Extract the complete listing and output it unchanged.

— Start of Records provided —

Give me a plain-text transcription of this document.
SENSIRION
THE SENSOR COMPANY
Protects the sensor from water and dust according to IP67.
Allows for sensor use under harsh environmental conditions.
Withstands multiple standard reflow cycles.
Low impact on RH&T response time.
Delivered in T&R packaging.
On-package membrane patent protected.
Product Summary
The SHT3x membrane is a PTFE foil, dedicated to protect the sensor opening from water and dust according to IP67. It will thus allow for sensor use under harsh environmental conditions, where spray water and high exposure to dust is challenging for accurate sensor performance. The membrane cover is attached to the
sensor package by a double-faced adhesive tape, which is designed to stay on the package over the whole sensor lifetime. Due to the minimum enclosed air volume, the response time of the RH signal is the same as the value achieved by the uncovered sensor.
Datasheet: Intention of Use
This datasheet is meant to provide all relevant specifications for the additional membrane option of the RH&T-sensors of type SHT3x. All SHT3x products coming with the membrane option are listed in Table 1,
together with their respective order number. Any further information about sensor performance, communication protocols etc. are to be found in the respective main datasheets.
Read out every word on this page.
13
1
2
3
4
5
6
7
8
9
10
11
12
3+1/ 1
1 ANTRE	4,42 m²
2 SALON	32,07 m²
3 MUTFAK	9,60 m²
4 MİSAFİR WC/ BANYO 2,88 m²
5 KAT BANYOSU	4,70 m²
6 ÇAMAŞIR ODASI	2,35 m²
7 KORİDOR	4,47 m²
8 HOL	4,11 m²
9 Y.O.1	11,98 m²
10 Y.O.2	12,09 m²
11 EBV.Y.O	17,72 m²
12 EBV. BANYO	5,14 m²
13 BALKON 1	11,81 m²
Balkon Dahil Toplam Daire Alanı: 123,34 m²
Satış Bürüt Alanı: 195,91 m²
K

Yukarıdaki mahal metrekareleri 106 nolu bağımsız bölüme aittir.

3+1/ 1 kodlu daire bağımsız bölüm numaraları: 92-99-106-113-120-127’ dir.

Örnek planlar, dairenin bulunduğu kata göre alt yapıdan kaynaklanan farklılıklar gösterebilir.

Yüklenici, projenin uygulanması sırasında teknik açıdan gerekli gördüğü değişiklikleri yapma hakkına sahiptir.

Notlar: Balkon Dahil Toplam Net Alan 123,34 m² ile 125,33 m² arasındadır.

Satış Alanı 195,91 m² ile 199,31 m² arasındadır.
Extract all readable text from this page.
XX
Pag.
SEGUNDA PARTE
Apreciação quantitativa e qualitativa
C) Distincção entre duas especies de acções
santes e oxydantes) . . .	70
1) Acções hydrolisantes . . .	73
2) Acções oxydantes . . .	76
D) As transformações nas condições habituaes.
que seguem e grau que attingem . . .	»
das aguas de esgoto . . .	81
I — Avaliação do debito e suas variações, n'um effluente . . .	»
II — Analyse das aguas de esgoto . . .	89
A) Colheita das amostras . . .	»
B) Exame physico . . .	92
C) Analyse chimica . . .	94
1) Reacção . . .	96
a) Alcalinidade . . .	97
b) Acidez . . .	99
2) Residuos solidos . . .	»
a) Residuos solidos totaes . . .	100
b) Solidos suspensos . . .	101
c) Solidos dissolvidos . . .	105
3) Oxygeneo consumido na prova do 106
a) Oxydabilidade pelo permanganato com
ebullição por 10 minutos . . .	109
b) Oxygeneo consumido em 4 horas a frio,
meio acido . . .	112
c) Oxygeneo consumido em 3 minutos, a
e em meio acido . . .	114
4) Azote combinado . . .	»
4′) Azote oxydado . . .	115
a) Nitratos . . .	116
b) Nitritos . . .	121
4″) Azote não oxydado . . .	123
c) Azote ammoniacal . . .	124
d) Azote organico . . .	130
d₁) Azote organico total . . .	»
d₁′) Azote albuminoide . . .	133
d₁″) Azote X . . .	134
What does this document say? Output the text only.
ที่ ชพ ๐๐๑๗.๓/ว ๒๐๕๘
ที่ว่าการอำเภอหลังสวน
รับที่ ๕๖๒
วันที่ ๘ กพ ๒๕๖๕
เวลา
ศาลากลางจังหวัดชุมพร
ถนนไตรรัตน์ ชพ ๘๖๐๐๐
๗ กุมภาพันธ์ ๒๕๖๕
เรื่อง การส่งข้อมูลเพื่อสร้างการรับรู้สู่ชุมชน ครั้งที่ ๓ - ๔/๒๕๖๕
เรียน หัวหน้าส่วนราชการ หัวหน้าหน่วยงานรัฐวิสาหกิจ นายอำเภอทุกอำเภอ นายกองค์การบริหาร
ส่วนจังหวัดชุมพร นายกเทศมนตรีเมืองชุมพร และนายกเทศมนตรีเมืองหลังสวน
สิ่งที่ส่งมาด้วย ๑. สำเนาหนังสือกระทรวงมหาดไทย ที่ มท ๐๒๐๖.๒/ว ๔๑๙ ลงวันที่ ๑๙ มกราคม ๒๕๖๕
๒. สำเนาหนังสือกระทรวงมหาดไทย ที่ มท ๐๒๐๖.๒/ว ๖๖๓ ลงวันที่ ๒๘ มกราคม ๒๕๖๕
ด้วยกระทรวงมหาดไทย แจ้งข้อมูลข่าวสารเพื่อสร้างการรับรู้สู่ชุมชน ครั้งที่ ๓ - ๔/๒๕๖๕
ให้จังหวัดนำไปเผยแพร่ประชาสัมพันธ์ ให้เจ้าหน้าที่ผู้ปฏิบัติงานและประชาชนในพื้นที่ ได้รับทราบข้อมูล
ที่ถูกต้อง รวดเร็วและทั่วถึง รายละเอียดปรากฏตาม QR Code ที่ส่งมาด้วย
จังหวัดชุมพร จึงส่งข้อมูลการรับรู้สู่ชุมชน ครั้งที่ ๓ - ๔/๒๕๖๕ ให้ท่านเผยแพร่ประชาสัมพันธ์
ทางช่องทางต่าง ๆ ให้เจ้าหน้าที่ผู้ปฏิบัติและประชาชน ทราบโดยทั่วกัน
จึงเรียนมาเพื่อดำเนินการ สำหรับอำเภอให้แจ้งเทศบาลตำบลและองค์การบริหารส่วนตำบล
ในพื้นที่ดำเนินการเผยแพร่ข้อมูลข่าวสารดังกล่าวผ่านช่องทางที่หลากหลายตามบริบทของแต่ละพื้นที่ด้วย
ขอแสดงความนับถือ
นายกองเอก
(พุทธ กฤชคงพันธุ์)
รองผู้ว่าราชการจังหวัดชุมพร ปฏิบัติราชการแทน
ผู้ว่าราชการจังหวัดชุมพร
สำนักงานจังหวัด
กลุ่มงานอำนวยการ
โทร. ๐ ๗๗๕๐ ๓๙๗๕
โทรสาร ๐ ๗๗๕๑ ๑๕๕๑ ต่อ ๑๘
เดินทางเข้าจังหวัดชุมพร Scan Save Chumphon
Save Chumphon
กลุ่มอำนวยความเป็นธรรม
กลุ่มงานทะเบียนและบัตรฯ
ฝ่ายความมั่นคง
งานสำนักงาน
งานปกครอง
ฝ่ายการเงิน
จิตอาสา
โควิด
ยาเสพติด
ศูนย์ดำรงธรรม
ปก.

— End of Records provided —

_Answer to the problem:_
Give me a plain-text transcription of this document.
SENSIRION
THE SENSOR COMPANY
Protects the sensor from water and dust according to IP67.
Allows for sensor use under harsh environmental conditions.
Withstands multiple standard reflow cycles.
Low impact on RH&T response time.
Delivered in T&R packaging.
On-package membrane patent protected.
Product Summary
The SHT3x membrane is a PTFE foil, dedicated to protect the sensor opening from water and dust according to IP67. It will thus allow for sensor use under harsh environmental conditions, where spray water and high exposure to dust is challenging for accurate sensor performance. The membrane cover is attached to the
sensor package by a double-faced adhesive tape, which is designed to stay on the package over the whole sensor lifetime. Due to the minimum enclosed air volume, the response time of the RH signal is the same as the value achieved by the uncovered sensor.
Datasheet: Intention of Use
This datasheet is meant to provide all relevant specifications for the additional membrane option of the RH&T-sensors of type SHT3x. All SHT3x products coming with the membrane option are listed in Table 1,
together with their respective order number. Any further information about sensor performance, communication protocols etc. are to be found in the respective main datasheets.
Read out every word on this page.
13
1
2
3
4
5
6
7
8
9
10
11
12
3+1/ 1
1 ANTRE	4,42 m²
2 SALON	32,07 m²
3 MUTFAK	9,60 m²
4 MİSAFİR WC/ BANYO 2,88 m²
5 KAT BANYOSU	4,70 m²
6 ÇAMAŞIR ODASI	2,35 m²
7 KORİDOR	4,47 m²
8 HOL	4,11 m²
9 Y.O.1	11,98 m²
10 Y.O.2	12,09 m²
11 EBV.Y.O	17,72 m²
12 EBV. BANYO	5,14 m²
13 BALKON 1	11,81 m²
Balkon Dahil Toplam Daire Alanı: 123,34 m²
Satış Bürüt Alanı: 195,91 m²
K

Yukarıdaki mahal metrekareleri 106 nolu bağımsız bölüme aittir.

3+1/ 1 kodlu daire bağımsız bölüm numaraları: 92-99-106-113-120-127’ dir.

Örnek planlar, dairenin bulunduğu kata göre alt yapıdan kaynaklanan farklılıklar gösterebilir.

Yüklenici, projenin uygulanması sırasında teknik açıdan gerekli gördüğü değişiklikleri yapma hakkına sahiptir.

Notlar: Balkon Dahil Toplam Net Alan 123,34 m² ile 125,33 m² arasındadır.

Satış Alanı 195,91 m² ile 199,31 m² arasındadır.
Extract all readable text from this page.
XX
Pag.
SEGUNDA PARTE
Apreciação quantitativa e qualitativa
C) Distincção entre duas especies de acções
santes e oxydantes) . . .	70
1) Acções hydrolisantes . . .	73
2) Acções oxydantes . . .	76
D) As transformações nas condições habituaes.
que seguem e grau que attingem . . .	»
das aguas de esgoto . . .	81
I — Avaliação do debito e suas variações, n'um effluente . . .	»
II — Analyse das aguas de esgoto . . .	89
A) Colheita das amostras . . .	»
B) Exame physico . . .	92
C) Analyse chimica . . .	94
1) Reacção . . .	96
a) Alcalinidade . . .	97
b) Acidez . . .	99
2) Residuos solidos . . .	»
a) Residuos solidos totaes . . .	100
b) Solidos suspensos . . .	101
c) Solidos dissolvidos . . .	105
3) Oxygeneo consumido na prova do 106
a) Oxydabilidade pelo permanganato com
ebullição por 10 minutos . . .	109
b) Oxygeneo consumido em 4 horas a frio,
meio acido . . .	112
c) Oxygeneo consumido em 3 minutos, a
e em meio acido . . .	114
4) Azote combinado . . .	»
4′) Azote oxydado . . .	115
a) Nitratos . . .	116
b) Nitritos . . .	121
4″) Azote não oxydado . . .	123
c) Azote ammoniacal . . .	124
d) Azote organico . . .	130
d₁) Azote organico total . . .	»
d₁′) Azote albuminoide . . .	133
d₁″) Azote X . . .	134
What does this document say? Output the text only.
ที่ ชพ ๐๐๑๗.๓/ว ๒๐๕๘
ที่ว่าการอำเภอหลังสวน
รับที่ ๕๖๒
วันที่ ๘ กพ ๒๕๖๕
เวลา
ศาลากลางจังหวัดชุมพร
ถนนไตรรัตน์ ชพ ๘๖๐๐๐
๗ กุมภาพันธ์ ๒๕๖๕
เรื่อง การส่งข้อมูลเพื่อสร้างการรับรู้สู่ชุมชน ครั้งที่ ๓ - ๔/๒๕๖๕
เรียน หัวหน้าส่วนราชการ หัวหน้าหน่วยงานรัฐวิสาหกิจ นายอำเภอทุกอำเภอ นายกองค์การบริหาร
ส่วนจังหวัดชุมพร นายกเทศมนตรีเมืองชุมพร และนายกเทศมนตรีเมืองหลังสวน
สิ่งที่ส่งมาด้วย ๑. สำเนาหนังสือกระทรวงมหาดไทย ที่ มท ๐๒๐๖.๒/ว ๔๑๙ ลงวันที่ ๑๙ มกราคม ๒๕๖๕
๒. สำเนาหนังสือกระทรวงมหาดไทย ที่ มท ๐๒๐๖.๒/ว ๖๖๓ ลงวันที่ ๒๘ มกราคม ๒๕๖๕
ด้วยกระทรวงมหาดไทย แจ้งข้อมูลข่าวสารเพื่อสร้างการรับรู้สู่ชุมชน ครั้งที่ ๓ - ๔/๒๕๖๕
ให้จังหวัดนำไปเผยแพร่ประชาสัมพันธ์ ให้เจ้าหน้าที่ผู้ปฏิบัติงานและประชาชนในพื้นที่ ได้รับทราบข้อมูล
ที่ถูกต้อง รวดเร็วและทั่วถึง รายละเอียดปรากฏตาม QR Code ที่ส่งมาด้วย
จังหวัดชุมพร จึงส่งข้อมูลการรับรู้สู่ชุมชน ครั้งที่ ๓ - ๔/๒๕๖๕ ให้ท่านเผยแพร่ประชาสัมพันธ์
ทางช่องทางต่าง ๆ ให้เจ้าหน้าที่ผู้ปฏิบัติและประชาชน ทราบโดยทั่วกัน
จึงเรียนมาเพื่อดำเนินการ สำหรับอำเภอให้แจ้งเทศบาลตำบลและองค์การบริหารส่วนตำบล
ในพื้นที่ดำเนินการเผยแพร่ข้อมูลข่าวสารดังกล่าวผ่านช่องทางที่หลากหลายตามบริบทของแต่ละพื้นที่ด้วย
ขอแสดงความนับถือ
นายกองเอก
(พุทธ กฤชคงพันธุ์)
รองผู้ว่าราชการจังหวัดชุมพร ปฏิบัติราชการแทน
ผู้ว่าราชการจังหวัดชุมพร
สำนักงานจังหวัด
กลุ่มงานอำนวยการ
โทร. ๐ ๗๗๕๐ ๓๙๗๕
โทรสาร ๐ ๗๗๕๑ ๑๕๕๑ ต่อ ๑๘
เดินทางเข้าจังหวัดชุมพร Scan Save Chumphon
Save Chumphon
กลุ่มอำนวยความเป็นธรรม
กลุ่มงานทะเบียนและบัตรฯ
ฝ่ายความมั่นคง
งานสำนักงาน
งานปกครอง
ฝ่ายการเงิน
จิตอาสา
โควิด
ยาเสพติด
ศูนย์ดำรงธรรม
ปก.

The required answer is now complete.